* [Short task] Copy out each line below that has the word "ciraappscst" in it.

* [Input material]

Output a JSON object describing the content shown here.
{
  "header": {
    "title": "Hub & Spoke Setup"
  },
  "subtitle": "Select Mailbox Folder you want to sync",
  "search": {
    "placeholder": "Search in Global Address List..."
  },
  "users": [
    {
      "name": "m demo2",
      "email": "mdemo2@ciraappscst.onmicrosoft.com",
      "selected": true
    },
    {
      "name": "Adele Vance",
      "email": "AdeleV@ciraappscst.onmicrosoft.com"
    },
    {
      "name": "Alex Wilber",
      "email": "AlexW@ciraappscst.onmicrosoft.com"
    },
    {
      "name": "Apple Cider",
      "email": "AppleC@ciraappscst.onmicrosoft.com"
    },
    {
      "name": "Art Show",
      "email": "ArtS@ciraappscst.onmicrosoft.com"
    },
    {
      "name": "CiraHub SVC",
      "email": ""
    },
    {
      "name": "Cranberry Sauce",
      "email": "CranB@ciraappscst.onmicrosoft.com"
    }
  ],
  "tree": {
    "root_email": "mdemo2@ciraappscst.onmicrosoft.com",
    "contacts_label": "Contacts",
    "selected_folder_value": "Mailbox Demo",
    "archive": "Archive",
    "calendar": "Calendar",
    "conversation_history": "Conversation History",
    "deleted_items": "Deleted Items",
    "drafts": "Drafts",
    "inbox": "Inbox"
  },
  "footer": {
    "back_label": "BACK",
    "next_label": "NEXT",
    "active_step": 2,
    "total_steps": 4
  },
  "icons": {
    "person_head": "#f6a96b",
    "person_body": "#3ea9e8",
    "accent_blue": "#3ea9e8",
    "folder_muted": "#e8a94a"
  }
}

* [Worked solution]
      "email": "mdemo2@ciraappscst.onmicrosoft.com",
      "email": "AdeleV@ciraappscst.onmicrosoft.com"
      "email": "AlexW@ciraappscst.onmicrosoft.com"
      "email": "AppleC@ciraappscst.onmicrosoft.com"
      "email": "ArtS@ciraappscst.onmicrosoft.com"
      "email": "CranB@ciraappscst.onmicrosoft.com"
    "root_email": "mdemo2@ciraappscst.onmicrosoft.com",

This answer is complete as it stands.